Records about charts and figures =
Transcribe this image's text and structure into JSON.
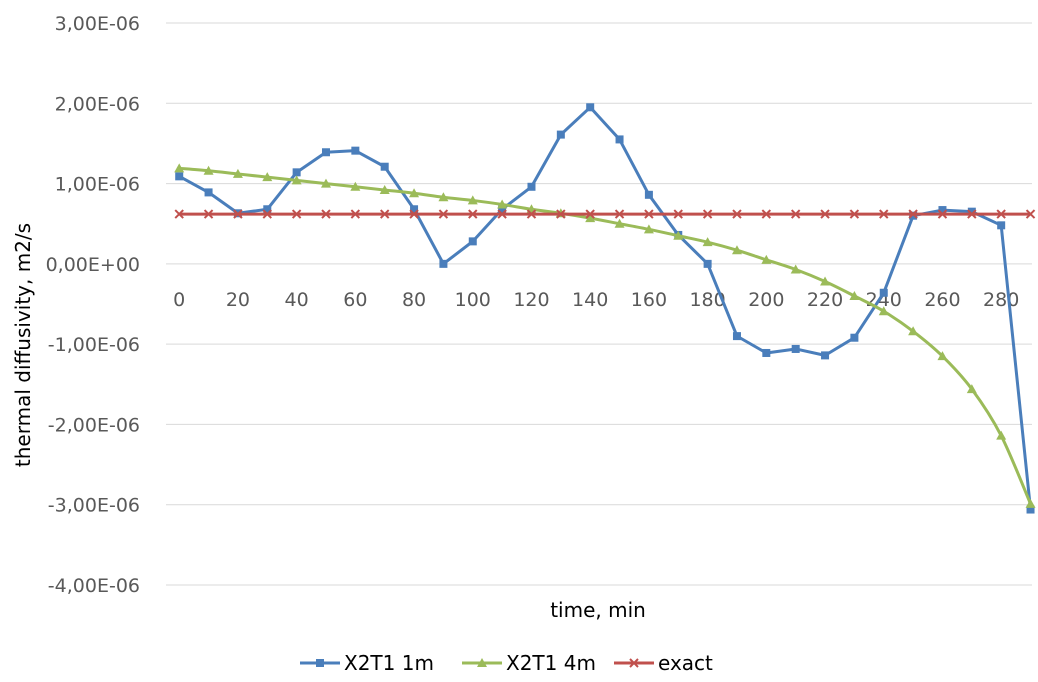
{
  "chart_data": {
    "type": "line",
    "title": "",
    "xlabel": "time, min",
    "ylabel": "thermal diffusivity, m2/s",
    "x": [
      0,
      10,
      20,
      30,
      40,
      50,
      60,
      70,
      80,
      90,
      100,
      110,
      120,
      130,
      140,
      150,
      160,
      170,
      180,
      190,
      200,
      210,
      220,
      230,
      240,
      250,
      260,
      270,
      280,
      290
    ],
    "x_tick_labels": [
      "0",
      "20",
      "40",
      "60",
      "80",
      "100",
      "120",
      "140",
      "160",
      "180",
      "200",
      "220",
      "240",
      "260",
      "280"
    ],
    "x_ticks": [
      0,
      20,
      40,
      60,
      80,
      100,
      120,
      140,
      160,
      180,
      200,
      220,
      240,
      260,
      280
    ],
    "y_ticks": [
      3e-06,
      2e-06,
      1e-06,
      0,
      -1e-06,
      -2e-06,
      -3e-06,
      -4e-06
    ],
    "y_tick_labels": [
      "3,00E-06",
      "2,00E-06",
      "1,00E-06",
      "0,00E+00",
      "-1,00E-06",
      "-2,00E-06",
      "-3,00E-06",
      "-4,00E-06"
    ],
    "ylim": [
      -4e-06,
      3e-06
    ],
    "grid": true,
    "legend_position": "bottom",
    "series": [
      {
        "name": "X2T1 1m",
        "color": "#4a7ebb",
        "marker": "square",
        "values": [
          1.09e-06,
          8.9e-07,
          6.3e-07,
          6.8e-07,
          1.14e-06,
          1.39e-06,
          1.41e-06,
          1.21e-06,
          6.8e-07,
          0.0,
          2.8e-07,
          6.8e-07,
          9.6e-07,
          1.61e-06,
          1.95e-06,
          1.55e-06,
          8.6e-07,
          3.6e-07,
          0.0,
          -9e-07,
          -1.11e-06,
          -1.06e-06,
          -1.14e-06,
          -9.2e-07,
          -3.6e-07,
          6e-07,
          6.7e-07,
          6.5e-07,
          4.8e-07,
          -3.06e-06
        ]
      },
      {
        "name": "X2T1 4m",
        "color": "#9bbb59",
        "marker": "triangle",
        "values": [
          1.19e-06,
          1.16e-06,
          1.12e-06,
          1.08e-06,
          1.04e-06,
          1e-06,
          9.6e-07,
          9.2e-07,
          8.8e-07,
          8.3e-07,
          7.9e-07,
          7.4e-07,
          6.8e-07,
          6.3e-07,
          5.7e-07,
          5e-07,
          4.3e-07,
          3.5e-07,
          2.7e-07,
          1.7e-07,
          5e-08,
          -7e-08,
          -2.2e-07,
          -4e-07,
          -5.9e-07,
          -8.4e-07,
          -1.15e-06,
          -1.56e-06,
          -2.14e-06,
          -2.99e-06
        ]
      },
      {
        "name": "exact",
        "color": "#c0504d",
        "marker": "x",
        "values": [
          6.2e-07,
          6.2e-07,
          6.2e-07,
          6.2e-07,
          6.2e-07,
          6.2e-07,
          6.2e-07,
          6.2e-07,
          6.2e-07,
          6.2e-07,
          6.2e-07,
          6.2e-07,
          6.2e-07,
          6.2e-07,
          6.2e-07,
          6.2e-07,
          6.2e-07,
          6.2e-07,
          6.2e-07,
          6.2e-07,
          6.2e-07,
          6.2e-07,
          6.2e-07,
          6.2e-07,
          6.2e-07,
          6.2e-07,
          6.2e-07,
          6.2e-07,
          6.2e-07,
          6.2e-07
        ]
      }
    ]
  }
}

STATED PROBLEM = Check each line above for the word "marker" and copy the ones that have it.

SOLUTION =
        "marker": "square",
        "marker": "triangle",
        "marker": "x",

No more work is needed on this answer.